[Stated problem]
Could you output each line of the data that follows exactly?

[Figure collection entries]

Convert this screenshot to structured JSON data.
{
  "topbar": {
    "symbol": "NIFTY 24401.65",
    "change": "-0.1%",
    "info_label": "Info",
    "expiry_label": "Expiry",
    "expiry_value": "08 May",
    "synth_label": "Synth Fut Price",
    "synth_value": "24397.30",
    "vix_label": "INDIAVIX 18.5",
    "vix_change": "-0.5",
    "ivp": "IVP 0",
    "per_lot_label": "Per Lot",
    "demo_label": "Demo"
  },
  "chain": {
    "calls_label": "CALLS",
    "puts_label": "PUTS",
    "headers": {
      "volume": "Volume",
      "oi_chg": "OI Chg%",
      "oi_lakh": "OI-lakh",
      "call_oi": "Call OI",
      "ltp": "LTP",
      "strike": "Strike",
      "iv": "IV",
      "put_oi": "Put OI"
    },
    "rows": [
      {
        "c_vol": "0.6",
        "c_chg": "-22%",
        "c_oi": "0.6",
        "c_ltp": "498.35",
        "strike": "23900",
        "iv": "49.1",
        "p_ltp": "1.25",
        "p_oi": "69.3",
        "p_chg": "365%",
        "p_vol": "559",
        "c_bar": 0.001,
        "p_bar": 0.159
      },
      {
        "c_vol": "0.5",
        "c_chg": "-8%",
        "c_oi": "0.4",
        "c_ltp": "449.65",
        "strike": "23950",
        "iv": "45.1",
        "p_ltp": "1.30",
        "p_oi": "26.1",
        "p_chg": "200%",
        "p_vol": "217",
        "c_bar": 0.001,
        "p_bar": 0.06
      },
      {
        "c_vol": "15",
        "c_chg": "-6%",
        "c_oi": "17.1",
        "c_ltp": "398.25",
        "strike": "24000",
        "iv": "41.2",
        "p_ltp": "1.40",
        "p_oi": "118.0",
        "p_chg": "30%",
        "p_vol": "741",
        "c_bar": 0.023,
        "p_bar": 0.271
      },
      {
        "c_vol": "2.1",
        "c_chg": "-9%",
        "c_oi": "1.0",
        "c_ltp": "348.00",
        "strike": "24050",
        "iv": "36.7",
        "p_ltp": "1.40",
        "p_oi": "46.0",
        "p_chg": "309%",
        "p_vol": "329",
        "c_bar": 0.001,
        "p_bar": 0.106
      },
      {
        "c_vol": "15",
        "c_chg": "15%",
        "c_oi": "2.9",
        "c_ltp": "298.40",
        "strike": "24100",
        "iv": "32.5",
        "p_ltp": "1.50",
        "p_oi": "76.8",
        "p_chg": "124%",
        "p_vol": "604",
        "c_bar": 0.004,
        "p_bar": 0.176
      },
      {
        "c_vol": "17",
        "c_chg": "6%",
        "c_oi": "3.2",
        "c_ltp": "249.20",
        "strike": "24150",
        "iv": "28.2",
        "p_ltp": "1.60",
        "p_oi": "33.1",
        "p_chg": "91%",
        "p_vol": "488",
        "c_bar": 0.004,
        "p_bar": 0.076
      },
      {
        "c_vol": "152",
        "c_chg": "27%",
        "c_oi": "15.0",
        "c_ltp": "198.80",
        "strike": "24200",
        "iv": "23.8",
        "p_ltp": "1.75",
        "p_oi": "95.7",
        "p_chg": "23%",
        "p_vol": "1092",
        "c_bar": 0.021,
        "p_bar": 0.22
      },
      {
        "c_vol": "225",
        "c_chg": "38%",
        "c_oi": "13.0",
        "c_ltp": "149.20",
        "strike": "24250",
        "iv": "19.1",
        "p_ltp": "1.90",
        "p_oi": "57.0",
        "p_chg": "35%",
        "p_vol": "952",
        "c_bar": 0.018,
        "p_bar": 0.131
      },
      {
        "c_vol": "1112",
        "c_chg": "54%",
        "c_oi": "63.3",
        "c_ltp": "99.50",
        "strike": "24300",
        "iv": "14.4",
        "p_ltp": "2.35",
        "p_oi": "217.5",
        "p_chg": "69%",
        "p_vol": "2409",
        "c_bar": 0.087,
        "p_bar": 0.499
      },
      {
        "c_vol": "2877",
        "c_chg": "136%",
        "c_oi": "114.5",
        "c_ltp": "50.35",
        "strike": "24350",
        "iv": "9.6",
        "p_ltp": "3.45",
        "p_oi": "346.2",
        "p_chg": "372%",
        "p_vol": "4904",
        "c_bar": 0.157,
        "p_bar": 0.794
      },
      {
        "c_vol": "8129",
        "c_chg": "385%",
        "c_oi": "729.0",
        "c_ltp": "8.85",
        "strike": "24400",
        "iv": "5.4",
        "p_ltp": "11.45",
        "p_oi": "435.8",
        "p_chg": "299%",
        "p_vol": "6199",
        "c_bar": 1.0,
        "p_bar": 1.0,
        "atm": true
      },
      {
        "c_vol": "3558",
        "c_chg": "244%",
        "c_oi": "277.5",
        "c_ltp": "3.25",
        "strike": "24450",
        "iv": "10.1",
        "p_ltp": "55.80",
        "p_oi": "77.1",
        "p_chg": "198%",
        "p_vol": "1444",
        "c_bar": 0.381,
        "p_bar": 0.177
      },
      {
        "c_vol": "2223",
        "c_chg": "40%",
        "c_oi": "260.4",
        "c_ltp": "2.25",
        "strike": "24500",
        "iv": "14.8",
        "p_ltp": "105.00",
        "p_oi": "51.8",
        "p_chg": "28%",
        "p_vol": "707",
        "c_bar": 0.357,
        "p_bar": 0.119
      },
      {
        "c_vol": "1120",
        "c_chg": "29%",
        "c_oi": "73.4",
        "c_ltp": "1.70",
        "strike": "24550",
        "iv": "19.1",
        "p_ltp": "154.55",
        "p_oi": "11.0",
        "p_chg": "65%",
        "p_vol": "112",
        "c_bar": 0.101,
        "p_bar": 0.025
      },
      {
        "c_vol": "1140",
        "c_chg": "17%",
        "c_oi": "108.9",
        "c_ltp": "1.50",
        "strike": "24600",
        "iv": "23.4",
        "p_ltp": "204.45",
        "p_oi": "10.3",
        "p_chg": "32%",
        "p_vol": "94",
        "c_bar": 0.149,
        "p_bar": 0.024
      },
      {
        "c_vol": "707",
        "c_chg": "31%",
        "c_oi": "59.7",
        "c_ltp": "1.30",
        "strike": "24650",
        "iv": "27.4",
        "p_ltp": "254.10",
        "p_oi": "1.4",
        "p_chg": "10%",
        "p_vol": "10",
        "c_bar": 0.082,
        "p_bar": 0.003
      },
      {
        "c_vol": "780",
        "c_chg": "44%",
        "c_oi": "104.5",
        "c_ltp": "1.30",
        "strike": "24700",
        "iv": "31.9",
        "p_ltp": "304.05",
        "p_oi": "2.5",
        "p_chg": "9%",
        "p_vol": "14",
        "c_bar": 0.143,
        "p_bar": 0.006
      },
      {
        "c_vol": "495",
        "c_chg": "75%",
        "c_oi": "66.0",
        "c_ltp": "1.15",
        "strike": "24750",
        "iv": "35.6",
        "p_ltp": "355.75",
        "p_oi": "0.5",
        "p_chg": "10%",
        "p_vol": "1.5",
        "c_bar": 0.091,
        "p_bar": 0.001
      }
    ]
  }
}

[Correct response]
Convert this screenshot to structured JSON data.
{
  "topbar": {
    "symbol": "NIFTY 24401.65",
    "change": "-0.1%",
    "info_label": "Info",
    "expiry_label": "Expiry",
    "expiry_value": "08 May",
    "synth_label": "Synth Fut Price",
    "synth_value": "24397.30",
    "vix_label": "INDIAVIX 18.5",
    "vix_change": "-0.5",
    "ivp": "IVP 0",
    "per_lot_label": "Per Lot",
    "demo_label": "Demo"
  },
  "chain": {
    "calls_label": "CALLS",
    "puts_label": "PUTS",
    "headers": {
      "volume": "Volume",
      "oi_chg": "OI Chg%",
      "oi_lakh": "OI-lakh",
      "call_oi": "Call OI",
      "ltp": "LTP",
      "strike": "Strike",
      "iv": "IV",
      "put_oi": "Put OI"
    },
    "rows": [
      {
        "c_vol": "0.6",
        "c_chg": "-22%",
        "c_oi": "0.6",
        "c_ltp": "498.35",
        "strike": "23900",
        "iv": "49.1",
        "p_ltp": "1.25",
        "p_oi": "69.3",
        "p_chg": "365%",
        "p_vol": "559",
        "c_bar": 0.001,
        "p_bar": 0.159
      },
      {
        "c_vol": "0.5",
        "c_chg": "-8%",
        "c_oi": "0.4",
        "c_ltp": "449.65",
        "strike": "23950",
        "iv": "45.1",
        "p_ltp": "1.30",
        "p_oi": "26.1",
        "p_chg": "200%",
        "p_vol": "217",
        "c_bar": 0.001,
        "p_bar": 0.06
      },
      {
        "c_vol": "15",
        "c_chg": "-6%",
        "c_oi": "17.1",
        "c_ltp": "398.25",
        "strike": "24000",
        "iv": "41.2",
        "p_ltp": "1.40",
        "p_oi": "118.0",
        "p_chg": "30%",
        "p_vol": "741",
        "c_bar": 0.023,
        "p_bar": 0.271
      },
      {
        "c_vol": "2.1",
        "c_chg": "-9%",
        "c_oi": "1.0",
        "c_ltp": "348.00",
        "strike": "24050",
        "iv": "36.7",
        "p_ltp": "1.40",
        "p_oi": "46.0",
        "p_chg": "309%",
        "p_vol": "329",
        "c_bar": 0.001,
        "p_bar": 0.106
      },
      {
        "c_vol": "15",
        "c_chg": "15%",
        "c_oi": "2.9",
        "c_ltp": "298.40",
        "strike": "24100",
        "iv": "32.5",
        "p_ltp": "1.50",
        "p_oi": "76.8",
        "p_chg": "124%",
        "p_vol": "604",
        "c_bar": 0.004,
        "p_bar": 0.176
      },
      {
        "c_vol": "17",
        "c_chg": "6%",
        "c_oi": "3.2",
        "c_ltp": "249.20",
        "strike": "24150",
        "iv": "28.2",
        "p_ltp": "1.60",
        "p_oi": "33.1",
        "p_chg": "91%",
        "p_vol": "488",
        "c_bar": 0.004,
        "p_bar": 0.076
      },
      {
        "c_vol": "152",
        "c_chg": "27%",
        "c_oi": "15.0",
        "c_ltp": "198.80",
        "strike": "24200",
        "iv": "23.8",
        "p_ltp": "1.75",
        "p_oi": "95.7",
        "p_chg": "23%",
        "p_vol": "1092",
        "c_bar": 0.021,
        "p_bar": 0.22
      },
      {
        "c_vol": "225",
        "c_chg": "38%",
        "c_oi": "13.0",
        "c_ltp": "149.20",
        "strike": "24250",
        "iv": "19.1",
        "p_ltp": "1.90",
        "p_oi": "57.0",
        "p_chg": "35%",
        "p_vol": "952",
        "c_bar": 0.018,
        "p_bar": 0.131
      },
      {
        "c_vol": "1112",
        "c_chg": "54%",
        "c_oi": "63.3",
        "c_ltp": "99.50",
        "strike": "24300",
        "iv": "14.4",
        "p_ltp": "2.35",
        "p_oi": "217.5",
        "p_chg": "69%",
        "p_vol": "2409",
        "c_bar": 0.087,
        "p_bar": 0.499
      },
      {
        "c_vol": "2877",
        "c_chg": "136%",
        "c_oi": "114.5",
        "c_ltp": "50.35",
        "strike": "24350",
        "iv": "9.6",
        "p_ltp": "3.45",
        "p_oi": "346.2",
        "p_chg": "372%",
        "p_vol": "4904",
        "c_bar": 0.157,
        "p_bar": 0.794
      },
      {
        "c_vol": "8129",
        "c_chg": "385%",
        "c_oi": "729.0",
        "c_ltp": "8.85",
        "strike": "24400",
        "iv": "5.4",
        "p_ltp": "11.45",
        "p_oi": "435.8",
        "p_chg": "299%",
        "p_vol": "6199",
        "c_bar": 1.0,
        "p_bar": 1.0,
        "atm": true
      },
      {
        "c_vol": "3558",
        "c_chg": "244%",
        "c_oi": "277.5",
        "c_ltp": "3.25",
        "strike": "24450",
        "iv": "10.1",
        "p_ltp": "55.80",
        "p_oi": "77.1",
        "p_chg": "198%",
        "p_vol": "1444",
        "c_bar": 0.381,
        "p_bar": 0.177
      },
      {
        "c_vol": "2223",
        "c_chg": "40%",
        "c_oi": "260.4",
        "c_ltp": "2.25",
        "strike": "24500",
        "iv": "14.8",
        "p_ltp": "105.00",
        "p_oi": "51.8",
        "p_chg": "28%",
        "p_vol": "707",
        "c_bar": 0.357,
        "p_bar": 0.119
      },
      {
        "c_vol": "1120",
        "c_chg": "29%",
        "c_oi": "73.4",
        "c_ltp": "1.70",
        "strike": "24550",
        "iv": "19.1",
        "p_ltp": "154.55",
        "p_oi": "11.0",
        "p_chg": "65%",
        "p_vol": "112",
        "c_bar": 0.101,
        "p_bar": 0.025
      },
      {
        "c_vol": "1140",
        "c_chg": "17%",
        "c_oi": "108.9",
        "c_ltp": "1.50",
        "strike": "24600",
        "iv": "23.4",
        "p_ltp": "204.45",
        "p_oi": "10.3",
        "p_chg": "32%",
        "p_vol": "94",
        "c_bar": 0.149,
        "p_bar": 0.024
      },
      {
        "c_vol": "707",
        "c_chg": "31%",
        "c_oi": "59.7",
        "c_ltp": "1.30",
        "strike": "24650",
        "iv": "27.4",
        "p_ltp": "254.10",
        "p_oi": "1.4",
        "p_chg": "10%",
        "p_vol": "10",
        "c_bar": 0.082,
        "p_bar": 0.003
      },
      {
        "c_vol": "780",
        "c_chg": "44%",
        "c_oi": "104.5",
        "c_ltp": "1.30",
        "strike": "24700",
        "iv": "31.9",
        "p_ltp": "304.05",
        "p_oi": "2.5",
        "p_chg": "9%",
        "p_vol": "14",
        "c_bar": 0.143,
        "p_bar": 0.006
      },
      {
        "c_vol": "495",
        "c_chg": "75%",
        "c_oi": "66.0",
        "c_ltp": "1.15",
        "strike": "24750",
        "iv": "35.6",
        "p_ltp": "355.75",
        "p_oi": "0.5",
        "p_chg": "10%",
        "p_vol": "1.5",
        "c_bar": 0.091,
        "p_bar": 0.001
      }
    ]
  }
}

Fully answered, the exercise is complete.